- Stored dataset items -
========================================================================

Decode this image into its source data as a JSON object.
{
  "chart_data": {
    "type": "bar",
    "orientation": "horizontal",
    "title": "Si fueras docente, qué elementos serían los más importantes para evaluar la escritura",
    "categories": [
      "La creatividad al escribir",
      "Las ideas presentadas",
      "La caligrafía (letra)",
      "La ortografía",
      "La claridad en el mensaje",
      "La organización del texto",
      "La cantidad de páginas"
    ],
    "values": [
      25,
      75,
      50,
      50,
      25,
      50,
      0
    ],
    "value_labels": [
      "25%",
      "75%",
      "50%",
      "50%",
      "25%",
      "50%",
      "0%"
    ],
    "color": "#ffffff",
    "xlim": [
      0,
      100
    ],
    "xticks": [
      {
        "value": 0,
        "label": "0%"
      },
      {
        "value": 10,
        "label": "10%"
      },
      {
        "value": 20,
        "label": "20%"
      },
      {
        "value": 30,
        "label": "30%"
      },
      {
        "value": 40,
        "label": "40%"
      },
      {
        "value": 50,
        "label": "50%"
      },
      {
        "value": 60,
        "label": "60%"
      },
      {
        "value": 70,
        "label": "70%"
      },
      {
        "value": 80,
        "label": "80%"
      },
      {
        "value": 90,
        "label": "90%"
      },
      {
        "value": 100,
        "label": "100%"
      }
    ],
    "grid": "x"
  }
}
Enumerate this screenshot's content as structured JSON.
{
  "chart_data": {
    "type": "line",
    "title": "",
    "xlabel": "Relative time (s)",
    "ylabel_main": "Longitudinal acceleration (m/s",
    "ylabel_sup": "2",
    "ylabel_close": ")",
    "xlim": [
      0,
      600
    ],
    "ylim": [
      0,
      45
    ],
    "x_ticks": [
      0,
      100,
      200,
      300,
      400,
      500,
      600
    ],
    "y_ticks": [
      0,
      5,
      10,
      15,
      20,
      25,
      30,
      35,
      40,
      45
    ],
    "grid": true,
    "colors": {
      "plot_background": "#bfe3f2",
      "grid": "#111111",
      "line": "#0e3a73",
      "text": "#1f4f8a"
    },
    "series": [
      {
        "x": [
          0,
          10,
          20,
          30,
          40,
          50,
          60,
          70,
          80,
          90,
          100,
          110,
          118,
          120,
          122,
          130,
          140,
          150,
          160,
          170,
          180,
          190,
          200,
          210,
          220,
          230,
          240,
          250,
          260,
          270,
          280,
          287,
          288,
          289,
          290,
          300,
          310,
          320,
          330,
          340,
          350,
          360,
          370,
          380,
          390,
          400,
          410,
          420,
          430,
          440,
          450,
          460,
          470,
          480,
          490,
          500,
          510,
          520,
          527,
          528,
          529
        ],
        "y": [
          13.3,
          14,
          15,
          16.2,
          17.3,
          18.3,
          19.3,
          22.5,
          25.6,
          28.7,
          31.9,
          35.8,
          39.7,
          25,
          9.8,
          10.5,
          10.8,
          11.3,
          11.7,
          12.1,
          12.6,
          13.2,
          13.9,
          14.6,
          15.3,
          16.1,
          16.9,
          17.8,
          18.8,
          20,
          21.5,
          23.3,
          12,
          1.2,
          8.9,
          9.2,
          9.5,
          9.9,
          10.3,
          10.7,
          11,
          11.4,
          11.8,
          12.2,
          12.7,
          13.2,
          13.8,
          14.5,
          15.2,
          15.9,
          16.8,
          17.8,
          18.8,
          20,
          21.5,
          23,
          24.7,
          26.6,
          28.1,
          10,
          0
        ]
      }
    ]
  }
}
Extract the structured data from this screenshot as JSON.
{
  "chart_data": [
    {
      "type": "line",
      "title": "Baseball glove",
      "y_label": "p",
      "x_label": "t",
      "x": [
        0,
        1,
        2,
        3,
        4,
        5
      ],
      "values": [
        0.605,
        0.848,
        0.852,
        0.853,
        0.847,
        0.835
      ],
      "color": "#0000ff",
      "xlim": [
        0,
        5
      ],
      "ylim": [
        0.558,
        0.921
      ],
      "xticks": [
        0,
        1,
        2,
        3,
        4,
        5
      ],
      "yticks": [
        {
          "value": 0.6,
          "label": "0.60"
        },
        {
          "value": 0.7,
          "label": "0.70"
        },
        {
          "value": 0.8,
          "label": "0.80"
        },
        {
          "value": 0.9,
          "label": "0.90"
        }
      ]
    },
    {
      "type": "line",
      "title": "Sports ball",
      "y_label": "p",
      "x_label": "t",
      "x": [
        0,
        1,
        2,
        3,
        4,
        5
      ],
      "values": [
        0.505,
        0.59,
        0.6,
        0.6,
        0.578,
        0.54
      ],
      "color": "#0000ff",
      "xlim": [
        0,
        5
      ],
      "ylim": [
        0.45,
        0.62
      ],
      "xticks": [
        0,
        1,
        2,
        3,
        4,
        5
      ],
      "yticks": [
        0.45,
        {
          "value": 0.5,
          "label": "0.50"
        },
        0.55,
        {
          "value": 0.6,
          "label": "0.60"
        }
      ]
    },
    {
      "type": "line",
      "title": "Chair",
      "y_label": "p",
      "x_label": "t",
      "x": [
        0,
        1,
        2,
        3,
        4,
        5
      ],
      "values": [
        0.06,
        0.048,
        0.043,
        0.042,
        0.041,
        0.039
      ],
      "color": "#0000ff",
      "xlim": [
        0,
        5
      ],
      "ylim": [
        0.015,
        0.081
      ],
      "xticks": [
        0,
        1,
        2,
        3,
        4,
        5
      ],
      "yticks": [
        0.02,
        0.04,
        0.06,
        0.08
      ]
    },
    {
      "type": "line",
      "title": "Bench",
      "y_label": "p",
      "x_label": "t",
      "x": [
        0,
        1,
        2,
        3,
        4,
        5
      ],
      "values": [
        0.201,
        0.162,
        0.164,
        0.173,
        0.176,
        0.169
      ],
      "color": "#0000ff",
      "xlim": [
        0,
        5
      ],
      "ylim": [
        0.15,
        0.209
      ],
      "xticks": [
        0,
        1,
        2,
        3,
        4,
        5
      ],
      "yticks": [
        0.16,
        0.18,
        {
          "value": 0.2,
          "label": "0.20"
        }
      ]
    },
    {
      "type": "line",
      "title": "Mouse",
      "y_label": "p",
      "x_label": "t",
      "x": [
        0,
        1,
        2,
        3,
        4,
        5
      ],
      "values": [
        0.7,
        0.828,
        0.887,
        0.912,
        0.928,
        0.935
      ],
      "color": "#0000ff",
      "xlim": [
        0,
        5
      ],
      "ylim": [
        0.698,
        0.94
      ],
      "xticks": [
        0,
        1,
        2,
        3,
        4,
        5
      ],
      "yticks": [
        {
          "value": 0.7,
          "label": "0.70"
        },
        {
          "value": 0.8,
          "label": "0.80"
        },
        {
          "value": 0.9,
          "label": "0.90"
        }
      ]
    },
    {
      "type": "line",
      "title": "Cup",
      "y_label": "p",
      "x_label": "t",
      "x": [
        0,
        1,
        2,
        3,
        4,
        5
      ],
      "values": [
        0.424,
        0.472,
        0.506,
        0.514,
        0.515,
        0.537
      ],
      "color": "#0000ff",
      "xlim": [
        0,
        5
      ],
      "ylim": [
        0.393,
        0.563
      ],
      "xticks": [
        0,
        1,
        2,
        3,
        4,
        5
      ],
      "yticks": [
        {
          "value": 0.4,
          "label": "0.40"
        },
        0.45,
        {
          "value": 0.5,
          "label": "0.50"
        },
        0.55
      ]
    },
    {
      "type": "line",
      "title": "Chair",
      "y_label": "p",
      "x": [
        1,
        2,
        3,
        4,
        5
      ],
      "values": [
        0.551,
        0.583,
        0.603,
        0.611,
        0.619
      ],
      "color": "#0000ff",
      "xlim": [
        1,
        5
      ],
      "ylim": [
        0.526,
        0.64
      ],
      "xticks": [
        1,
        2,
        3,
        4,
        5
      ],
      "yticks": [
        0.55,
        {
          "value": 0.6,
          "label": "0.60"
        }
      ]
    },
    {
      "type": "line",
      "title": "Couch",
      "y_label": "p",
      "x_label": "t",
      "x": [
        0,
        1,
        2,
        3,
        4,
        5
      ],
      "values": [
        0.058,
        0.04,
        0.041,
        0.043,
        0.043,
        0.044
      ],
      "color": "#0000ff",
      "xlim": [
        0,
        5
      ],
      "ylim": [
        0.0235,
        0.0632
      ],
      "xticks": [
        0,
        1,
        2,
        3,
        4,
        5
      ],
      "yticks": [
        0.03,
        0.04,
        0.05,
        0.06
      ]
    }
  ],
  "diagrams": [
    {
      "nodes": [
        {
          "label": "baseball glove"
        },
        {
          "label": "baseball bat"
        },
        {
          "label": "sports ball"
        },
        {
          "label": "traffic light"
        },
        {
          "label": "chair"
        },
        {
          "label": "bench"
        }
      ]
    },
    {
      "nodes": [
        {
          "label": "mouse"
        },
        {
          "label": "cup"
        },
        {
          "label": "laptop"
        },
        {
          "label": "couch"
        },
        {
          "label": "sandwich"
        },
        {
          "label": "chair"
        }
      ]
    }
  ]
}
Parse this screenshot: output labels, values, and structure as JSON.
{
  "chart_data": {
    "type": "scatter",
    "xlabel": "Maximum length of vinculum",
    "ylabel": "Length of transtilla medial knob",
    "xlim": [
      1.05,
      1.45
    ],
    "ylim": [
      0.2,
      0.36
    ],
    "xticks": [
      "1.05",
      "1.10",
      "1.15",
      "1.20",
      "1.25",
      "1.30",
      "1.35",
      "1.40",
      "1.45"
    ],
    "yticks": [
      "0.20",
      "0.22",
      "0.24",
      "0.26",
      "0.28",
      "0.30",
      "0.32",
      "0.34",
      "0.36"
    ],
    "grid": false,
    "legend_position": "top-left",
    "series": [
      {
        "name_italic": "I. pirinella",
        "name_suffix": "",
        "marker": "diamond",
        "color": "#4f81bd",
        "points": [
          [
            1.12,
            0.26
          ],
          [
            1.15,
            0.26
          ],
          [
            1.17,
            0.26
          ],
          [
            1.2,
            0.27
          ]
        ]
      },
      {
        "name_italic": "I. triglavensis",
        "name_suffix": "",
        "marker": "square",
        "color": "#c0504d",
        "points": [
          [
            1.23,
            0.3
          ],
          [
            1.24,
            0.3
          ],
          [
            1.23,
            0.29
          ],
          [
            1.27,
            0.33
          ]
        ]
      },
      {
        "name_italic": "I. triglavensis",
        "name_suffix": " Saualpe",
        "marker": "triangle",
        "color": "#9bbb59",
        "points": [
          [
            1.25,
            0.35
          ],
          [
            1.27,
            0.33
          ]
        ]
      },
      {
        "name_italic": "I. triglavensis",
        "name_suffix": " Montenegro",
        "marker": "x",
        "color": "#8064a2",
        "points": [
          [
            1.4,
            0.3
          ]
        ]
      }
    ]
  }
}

========================================================================

In the listing, how many lines hold "structured"? Answer with a bare number.

2